Unter den Augen von Lucien Favre: BVB-Quartett bei der U23

Borussia Dortmund

Prominenter Besuch in der Roten Erde: BVB-Trainer Favre schaut sich das U23-Heimspiel gegen Wuppertal an - gleich vier Akteure des Profi-Kaders sind am Ball.

Dortmund

, 25.01.2020, 17:32 Uhr / Lesedauer: 1 min
Unter den Augen von Lucien Favre: BVB-Quartett bei der U23

Prominente Gäste in der Roten Erde (v.l.): Lucien Favre, Manfred Stefes, Edin Terzic und Otto Addo. © Bielefeld

Seltener Besuch im Stadion Rote Erde: BVB-Trainer nutzte den freien Samstagvormittag, um sich gemeinsam mit seinem Trainerteam - Manfred Stefes, Edin Terzic, Matthias Kleinsteiber und Otto Addo - das Heimspiel der U23 gegen Wuppertal anzuschauen.

* Aufgaben
a: Gegen welchen Gegner spielte die U23 laut dem Bericht über Favres Besuch in der Roten Erde?
b: Nimm den Bericht über Favres Besuch in der Roten Erde nach seinem letzten Satz wieder auf und schreibe ihn weiter.

* Extrahierte Informationen
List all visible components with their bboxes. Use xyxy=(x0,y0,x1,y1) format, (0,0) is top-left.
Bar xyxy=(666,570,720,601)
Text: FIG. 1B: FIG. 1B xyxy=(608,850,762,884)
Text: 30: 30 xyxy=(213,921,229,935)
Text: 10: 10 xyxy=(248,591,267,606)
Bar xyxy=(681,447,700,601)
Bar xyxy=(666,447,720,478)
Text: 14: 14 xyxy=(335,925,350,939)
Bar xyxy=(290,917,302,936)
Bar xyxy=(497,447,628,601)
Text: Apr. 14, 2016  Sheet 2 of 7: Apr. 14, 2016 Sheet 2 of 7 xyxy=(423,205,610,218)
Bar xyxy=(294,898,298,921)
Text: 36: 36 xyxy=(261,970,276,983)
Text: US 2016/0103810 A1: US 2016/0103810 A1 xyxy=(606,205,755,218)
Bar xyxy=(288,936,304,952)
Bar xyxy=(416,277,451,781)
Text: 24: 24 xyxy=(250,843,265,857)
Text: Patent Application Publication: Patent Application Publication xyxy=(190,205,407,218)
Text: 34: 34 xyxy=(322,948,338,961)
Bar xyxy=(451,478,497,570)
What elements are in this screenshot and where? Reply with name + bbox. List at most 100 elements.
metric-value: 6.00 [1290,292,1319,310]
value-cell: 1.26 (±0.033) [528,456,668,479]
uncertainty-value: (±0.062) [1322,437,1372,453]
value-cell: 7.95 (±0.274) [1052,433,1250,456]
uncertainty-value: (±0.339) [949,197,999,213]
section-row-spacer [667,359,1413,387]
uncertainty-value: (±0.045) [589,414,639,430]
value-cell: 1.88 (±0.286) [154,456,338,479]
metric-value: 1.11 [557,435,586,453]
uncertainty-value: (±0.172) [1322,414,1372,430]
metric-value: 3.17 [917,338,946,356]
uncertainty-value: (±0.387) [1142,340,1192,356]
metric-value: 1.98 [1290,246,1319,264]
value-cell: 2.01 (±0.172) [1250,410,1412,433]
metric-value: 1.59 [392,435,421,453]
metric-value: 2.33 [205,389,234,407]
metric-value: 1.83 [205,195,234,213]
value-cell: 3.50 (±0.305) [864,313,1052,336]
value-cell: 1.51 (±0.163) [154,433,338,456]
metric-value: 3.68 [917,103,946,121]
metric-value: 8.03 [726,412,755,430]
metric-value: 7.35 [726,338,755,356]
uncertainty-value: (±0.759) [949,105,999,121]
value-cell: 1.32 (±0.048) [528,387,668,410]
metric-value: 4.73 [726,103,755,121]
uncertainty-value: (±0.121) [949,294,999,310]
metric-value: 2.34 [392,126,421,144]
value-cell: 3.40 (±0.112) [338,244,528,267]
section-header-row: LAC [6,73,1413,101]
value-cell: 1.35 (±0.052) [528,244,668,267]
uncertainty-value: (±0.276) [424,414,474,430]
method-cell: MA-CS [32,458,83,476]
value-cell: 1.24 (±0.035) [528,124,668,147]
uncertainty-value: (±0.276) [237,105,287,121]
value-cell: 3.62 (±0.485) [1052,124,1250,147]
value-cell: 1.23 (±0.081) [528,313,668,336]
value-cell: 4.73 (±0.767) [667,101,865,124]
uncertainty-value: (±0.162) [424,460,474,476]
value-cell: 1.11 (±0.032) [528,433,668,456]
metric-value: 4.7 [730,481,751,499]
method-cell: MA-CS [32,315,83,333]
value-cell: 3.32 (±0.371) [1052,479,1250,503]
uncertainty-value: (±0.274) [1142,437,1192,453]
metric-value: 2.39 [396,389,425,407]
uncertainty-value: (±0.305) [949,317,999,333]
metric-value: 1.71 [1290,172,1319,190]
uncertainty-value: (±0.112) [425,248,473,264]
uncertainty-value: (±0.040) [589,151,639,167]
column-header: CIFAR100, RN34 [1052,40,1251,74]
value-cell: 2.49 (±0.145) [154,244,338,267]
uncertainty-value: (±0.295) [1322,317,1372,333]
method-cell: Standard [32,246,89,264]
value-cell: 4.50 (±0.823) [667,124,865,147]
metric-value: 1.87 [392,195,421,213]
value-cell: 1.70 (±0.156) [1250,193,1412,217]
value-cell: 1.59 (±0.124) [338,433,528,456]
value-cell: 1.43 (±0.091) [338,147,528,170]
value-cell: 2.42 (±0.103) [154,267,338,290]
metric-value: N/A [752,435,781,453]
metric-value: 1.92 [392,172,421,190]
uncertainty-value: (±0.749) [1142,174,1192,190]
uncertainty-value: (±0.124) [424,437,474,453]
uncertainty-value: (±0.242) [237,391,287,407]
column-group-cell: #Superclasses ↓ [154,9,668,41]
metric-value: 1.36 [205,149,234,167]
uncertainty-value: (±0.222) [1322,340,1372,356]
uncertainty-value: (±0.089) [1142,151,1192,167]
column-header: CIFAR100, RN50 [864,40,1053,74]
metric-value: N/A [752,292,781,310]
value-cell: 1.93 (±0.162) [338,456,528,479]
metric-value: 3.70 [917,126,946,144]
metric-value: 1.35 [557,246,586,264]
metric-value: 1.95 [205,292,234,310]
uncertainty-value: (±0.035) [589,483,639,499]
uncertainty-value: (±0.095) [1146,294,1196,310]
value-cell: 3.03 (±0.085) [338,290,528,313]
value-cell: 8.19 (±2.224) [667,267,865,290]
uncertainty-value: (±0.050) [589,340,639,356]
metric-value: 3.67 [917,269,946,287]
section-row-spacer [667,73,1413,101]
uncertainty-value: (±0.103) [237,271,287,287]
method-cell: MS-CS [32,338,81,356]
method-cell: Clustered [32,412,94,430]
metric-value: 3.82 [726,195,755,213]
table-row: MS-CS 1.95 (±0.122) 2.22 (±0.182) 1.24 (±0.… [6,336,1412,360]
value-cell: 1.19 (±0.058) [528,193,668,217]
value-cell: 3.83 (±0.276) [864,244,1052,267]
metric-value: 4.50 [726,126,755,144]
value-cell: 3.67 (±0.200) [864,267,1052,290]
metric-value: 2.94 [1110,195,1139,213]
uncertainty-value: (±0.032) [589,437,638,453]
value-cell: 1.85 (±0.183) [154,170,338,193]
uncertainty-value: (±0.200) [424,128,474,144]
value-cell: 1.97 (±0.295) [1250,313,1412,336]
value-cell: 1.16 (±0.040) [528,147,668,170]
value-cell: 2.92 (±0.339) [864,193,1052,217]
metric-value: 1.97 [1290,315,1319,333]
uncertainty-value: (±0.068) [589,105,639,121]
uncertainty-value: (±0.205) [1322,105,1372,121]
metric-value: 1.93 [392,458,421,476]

* Lösungen
a: Gegen Wuppertal.

b:
Unbehaun absolviert erstes Profi-Pflichtspiel für den BVB

Denn gleich vier Spieler des Profi-Kaders kamen beim 3:1-Sieg (Tore: Hober, Tigges, Boyamba) über die komplette Distanz zum Einsatz: Leonardo Balerdi, Mateu Morey, Tobias Raschl und Luca Unbehaun. Für Unbehaun, der in der Hinrunde aufgrund einer langwierigen Knieverletzung pausieren musste, war es das erste Senioren-Pflichtspiel bei den Schwarzgelben. In der Endphase der Hinrunde hatte der 18-Jährige sein Comeback bei der U19 gegeben.

Unter den Augen von Lucien Favre: BVB-Quartett bei der U23

Leonardo Balerdi (M.) und Mateu Morey kamen gegen Wuppertal über die komplette Spielzeit zum Einsatz. © Bielefeld

Balerdi und Morey sammelten erneut in der Regionalliga Spielpraxis, hätten dies aber wohl lieber am Tag zuvor im Signal Iduna Park gegen den 1. FC Köln getan. Favre sagte zuletzt über die Personalie Balerdi: „Die Anpassung bezüglich des Tempos zwischen Europa und Argentinien braucht seine Zeit. Wir brauchen Geduld. Das ist einfach so.“ Und über Morey: „Wir dürfen nicht vergessen, dass Mateu nach einer sechsmonatigen Verletzung zu uns kam und sich im Sommer erneut verletzt hat. Er ist jetzt schon im Kader. Das ist schon mal ein Schritt.“

Raschl beißt sich nach Schlag aufs Knie durch

Tobias Raschl meldete sich nach seinem Außenband-Teilriss im Sprunggelenk, den er sich am letzten Tag des Trainingslagers in Marbella zugezogen hatte, überraschend schnell zurück - und kämpfte sich nach einem schmerzhaften Schlag aufs Knie durch die 90 Minuten.